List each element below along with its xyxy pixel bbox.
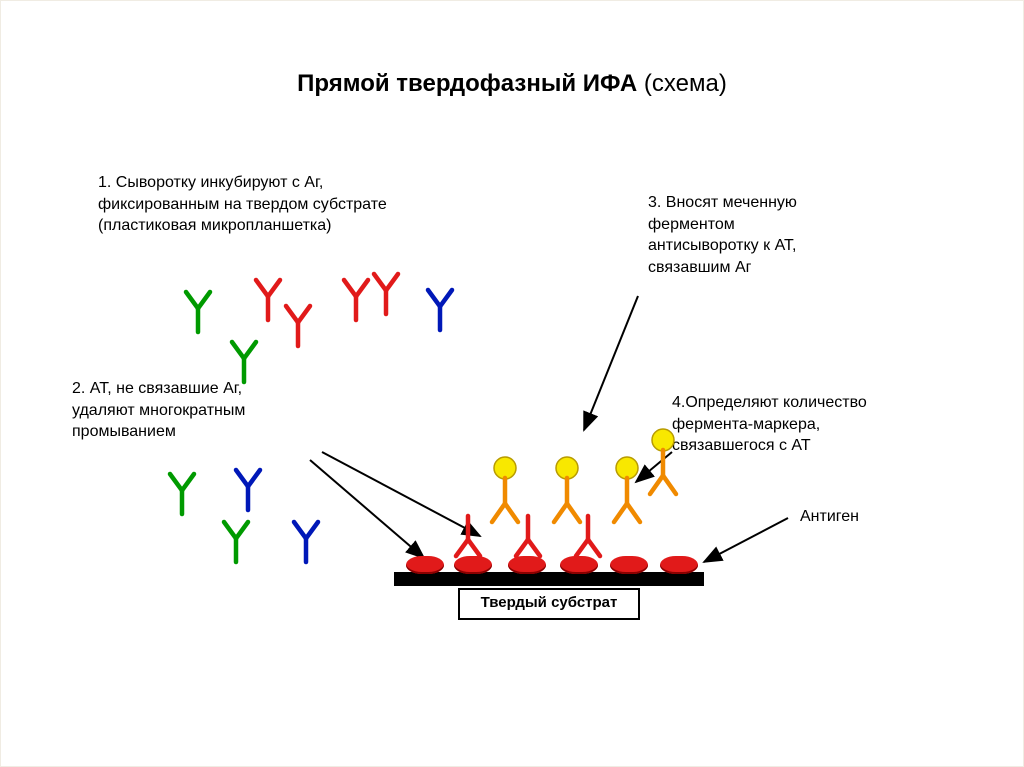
- antibody-icon: [222, 520, 250, 564]
- antibody-icon: [254, 278, 282, 322]
- arrow: [310, 460, 424, 558]
- enzyme-labeled-antibody-icon: [552, 456, 582, 524]
- antibody-icon: [184, 290, 212, 334]
- arrows-layer: [0, 0, 1024, 767]
- antibody-icon: [168, 472, 196, 516]
- arrow: [584, 296, 638, 430]
- diagram-canvas: Прямой твердофазный ИФА (схема) 1. Сывор…: [0, 0, 1024, 767]
- antibody-icon: [342, 278, 370, 322]
- antigen-icon: [508, 556, 546, 574]
- substrate-caption: Твердый субстрат: [481, 594, 618, 611]
- antibody-icon: [426, 288, 454, 332]
- antibody-icon: [372, 272, 400, 316]
- antibody-icon: [292, 520, 320, 564]
- substrate-caption-box: Твердый субстрат: [458, 588, 640, 620]
- antigen-icon: [454, 556, 492, 574]
- antibody-icon: [284, 304, 312, 348]
- bound-primary-antibody-icon: [454, 514, 482, 558]
- enzyme-labeled-antibody-icon: [612, 456, 642, 524]
- antigen-icon: [560, 556, 598, 574]
- enzyme-labeled-antibody-icon: [648, 428, 678, 496]
- enzyme-labeled-antibody-icon: [490, 456, 520, 524]
- antibody-icon: [230, 340, 258, 384]
- arrow: [704, 518, 788, 562]
- antigen-icon: [660, 556, 698, 574]
- antibody-icon: [234, 468, 262, 512]
- solid-substrate-bar: [394, 572, 704, 586]
- antigen-icon: [406, 556, 444, 574]
- antigen-icon: [610, 556, 648, 574]
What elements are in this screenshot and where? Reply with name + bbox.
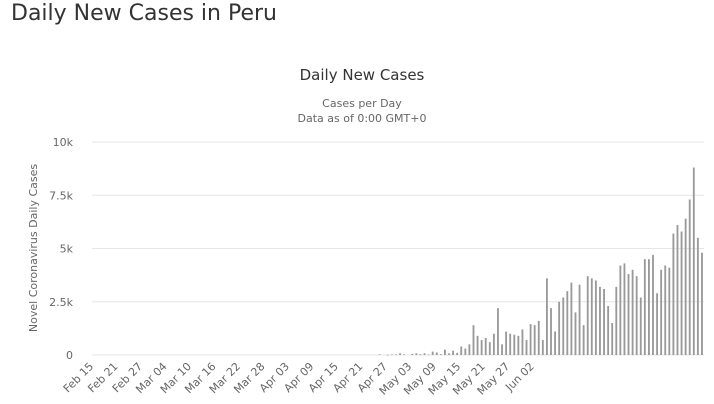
bar	[660, 269, 663, 355]
bar	[603, 288, 605, 355]
bar	[480, 340, 483, 355]
bar	[623, 263, 626, 355]
bar	[472, 325, 475, 355]
bar	[594, 280, 597, 355]
bar	[435, 352, 438, 355]
bar	[631, 269, 634, 355]
bar	[578, 284, 581, 355]
bar	[403, 354, 406, 355]
bar	[501, 344, 503, 355]
y-tick-label: 0	[66, 349, 73, 362]
bar	[399, 353, 401, 355]
bar	[558, 301, 561, 355]
bar	[492, 333, 495, 355]
bar	[639, 297, 642, 355]
bar	[701, 252, 703, 355]
bars	[378, 167, 703, 356]
bar	[664, 265, 667, 355]
bar	[688, 199, 691, 355]
bar	[615, 286, 618, 355]
bar	[537, 320, 540, 355]
bar	[648, 259, 650, 355]
bar	[390, 354, 393, 356]
bar	[672, 233, 675, 355]
bar	[411, 353, 414, 355]
bar	[521, 329, 524, 355]
bar	[444, 349, 446, 355]
bar	[427, 354, 430, 356]
bar	[550, 308, 552, 355]
bar	[509, 333, 512, 355]
bar	[599, 286, 601, 355]
y-tick-label: 2.5k	[49, 296, 73, 309]
bar	[395, 354, 397, 355]
bar	[652, 254, 654, 355]
bar	[570, 282, 573, 355]
bar	[468, 344, 471, 355]
bar	[517, 335, 520, 355]
y-tick-label: 7.5k	[49, 189, 73, 202]
y-tick-label: 10k	[53, 136, 74, 149]
bar	[423, 353, 426, 355]
bar	[378, 354, 381, 355]
bar	[611, 323, 614, 355]
bar	[484, 337, 487, 355]
bar	[525, 340, 528, 355]
page-title: Daily New Cases in Peru	[11, 1, 277, 26]
bar	[476, 335, 479, 355]
chart-subtitle-2: Data as of 0:00 GMT+0	[298, 112, 427, 125]
bar	[643, 259, 646, 355]
bar	[541, 340, 544, 355]
bar	[415, 353, 418, 355]
bar	[533, 325, 536, 355]
bar	[656, 293, 658, 355]
bar	[419, 354, 422, 355]
bar	[488, 342, 491, 355]
bar	[619, 265, 622, 355]
bar	[513, 334, 516, 355]
bar	[607, 306, 610, 355]
bar	[684, 218, 687, 355]
bar	[586, 276, 589, 355]
bar	[497, 308, 499, 355]
bar	[546, 278, 548, 355]
bar	[464, 348, 467, 355]
chart-subtitle-1: Cases per Day	[322, 97, 402, 110]
bar	[574, 312, 577, 355]
y-axis-ticks: 0 2.5k 5k 7.5k 10k	[49, 136, 73, 362]
bar	[386, 354, 389, 356]
bar	[505, 331, 508, 355]
y-tick-label: 5k	[60, 243, 74, 256]
bar	[582, 325, 585, 355]
bar	[529, 324, 532, 355]
bar	[590, 278, 593, 355]
bar	[680, 231, 683, 355]
bar	[431, 351, 434, 355]
bar	[696, 237, 699, 355]
bar	[456, 352, 459, 355]
bar	[448, 353, 450, 355]
bar	[562, 297, 565, 355]
bar	[460, 346, 463, 355]
chart-title: Daily New Cases	[300, 66, 425, 84]
bar	[635, 276, 638, 355]
bar	[668, 267, 671, 355]
bar	[627, 274, 630, 355]
bar	[692, 167, 695, 355]
y-axis-title: Novel Coronavirus Daily Cases	[27, 164, 40, 332]
bar	[554, 331, 556, 355]
grid-lines	[92, 141, 704, 356]
bar	[452, 350, 454, 355]
bar	[676, 225, 679, 355]
bar	[566, 291, 569, 355]
bar	[439, 354, 442, 355]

* REQUIRED WORK:
The records above, copied word for word without the pictures, are what should be output.

* RESULT FOR THIS TASK:
List each element below along with its xyxy pixel bbox.
- antibody-icon: [222, 520, 250, 564]
- antibody-icon: [254, 278, 282, 322]
- arrow: [310, 460, 424, 558]
- enzyme-labeled-antibody-icon: [552, 456, 582, 524]
- antibody-icon: [184, 290, 212, 334]
- arrows-layer: [0, 0, 1024, 767]
- antibody-icon: [168, 472, 196, 516]
- arrow: [584, 296, 638, 430]
- diagram-canvas: Прямой твердофазный ИФА (схема) 1. Сывор…: [0, 0, 1024, 767]
- antibody-icon: [342, 278, 370, 322]
- antigen-icon: [508, 556, 546, 574]
- substrate-caption: Твердый субстрат: [481, 594, 618, 611]
- antibody-icon: [426, 288, 454, 332]
- antibody-icon: [372, 272, 400, 316]
- antibody-icon: [292, 520, 320, 564]
- substrate-caption-box: Твердый субстрат: [458, 588, 640, 620]
- antigen-icon: [454, 556, 492, 574]
- antibody-icon: [284, 304, 312, 348]
- bound-primary-antibody-icon: [454, 514, 482, 558]
- enzyme-labeled-antibody-icon: [612, 456, 642, 524]
- antigen-icon: [560, 556, 598, 574]
- enzyme-labeled-antibody-icon: [648, 428, 678, 496]
- enzyme-labeled-antibody-icon: [490, 456, 520, 524]
- antibody-icon: [230, 340, 258, 384]
- arrow: [704, 518, 788, 562]
- antigen-icon: [660, 556, 698, 574]
- antibody-icon: [234, 468, 262, 512]
- solid-substrate-bar: [394, 572, 704, 586]
- antigen-icon: [406, 556, 444, 574]
- antigen-icon: [610, 556, 648, 574]
What elements are in this screenshot and where? Reply with name + bbox.
bar	[660, 269, 663, 355]
bar	[603, 288, 605, 355]
bar	[480, 340, 483, 355]
bar	[623, 263, 626, 355]
bar	[472, 325, 475, 355]
bar	[594, 280, 597, 355]
bar	[435, 352, 438, 355]
bar	[631, 269, 634, 355]
bar	[578, 284, 581, 355]
bar	[403, 354, 406, 355]
bar	[501, 344, 503, 355]
y-tick-label: 0	[66, 349, 73, 362]
bar	[399, 353, 401, 355]
bar	[558, 301, 561, 355]
bar	[492, 333, 495, 355]
bar	[639, 297, 642, 355]
bar	[701, 252, 703, 355]
bars	[378, 167, 703, 356]
bar	[664, 265, 667, 355]
bar	[688, 199, 691, 355]
bar	[615, 286, 618, 355]
bar	[537, 320, 540, 355]
bar	[648, 259, 650, 355]
bar	[390, 354, 393, 356]
bar	[672, 233, 675, 355]
bar	[411, 353, 414, 355]
bar	[521, 329, 524, 355]
bar	[444, 349, 446, 355]
bar	[427, 354, 430, 356]
bar	[550, 308, 552, 355]
bar	[509, 333, 512, 355]
bar	[599, 286, 601, 355]
y-tick-label: 2.5k	[49, 296, 73, 309]
bar	[395, 354, 397, 355]
bar	[652, 254, 654, 355]
bar	[570, 282, 573, 355]
bar	[468, 344, 471, 355]
bar	[517, 335, 520, 355]
y-tick-label: 7.5k	[49, 189, 73, 202]
y-tick-label: 10k	[53, 136, 74, 149]
bar	[423, 353, 426, 355]
bar	[378, 354, 381, 355]
bar	[611, 323, 614, 355]
bar	[484, 337, 487, 355]
bar	[525, 340, 528, 355]
page-title: Daily New Cases in Peru	[11, 1, 277, 26]
bar	[476, 335, 479, 355]
chart-subtitle-2: Data as of 0:00 GMT+0	[298, 112, 427, 125]
bar	[643, 259, 646, 355]
bar	[541, 340, 544, 355]
bar	[415, 353, 418, 355]
bar	[533, 325, 536, 355]
bar	[656, 293, 658, 355]
bar	[419, 354, 422, 355]
bar	[488, 342, 491, 355]
bar	[619, 265, 622, 355]
bar	[513, 334, 516, 355]
bar	[607, 306, 610, 355]
bar	[684, 218, 687, 355]
bar	[586, 276, 589, 355]
bar	[497, 308, 499, 355]
bar	[546, 278, 548, 355]
bar	[464, 348, 467, 355]
chart-subtitle-1: Cases per Day	[322, 97, 402, 110]
bar	[574, 312, 577, 355]
y-axis-ticks: 0 2.5k 5k 7.5k 10k	[49, 136, 73, 362]
bar	[386, 354, 389, 356]
bar	[505, 331, 508, 355]
y-tick-label: 5k	[60, 243, 74, 256]
bar	[582, 325, 585, 355]
bar	[529, 324, 532, 355]
bar	[590, 278, 593, 355]
bar	[680, 231, 683, 355]
bar	[431, 351, 434, 355]
bar	[696, 237, 699, 355]
bar	[456, 352, 459, 355]
bar	[448, 353, 450, 355]
bar	[562, 297, 565, 355]
bar	[460, 346, 463, 355]
chart-title: Daily New Cases	[300, 66, 425, 84]
bar	[635, 276, 638, 355]
bar	[668, 267, 671, 355]
bar	[627, 274, 630, 355]
bar	[692, 167, 695, 355]
y-axis-title: Novel Coronavirus Daily Cases	[27, 164, 40, 332]
bar	[554, 331, 556, 355]
grid-lines	[92, 141, 704, 356]
bar	[452, 350, 454, 355]
bar	[676, 225, 679, 355]
bar	[566, 291, 569, 355]
bar	[439, 354, 442, 355]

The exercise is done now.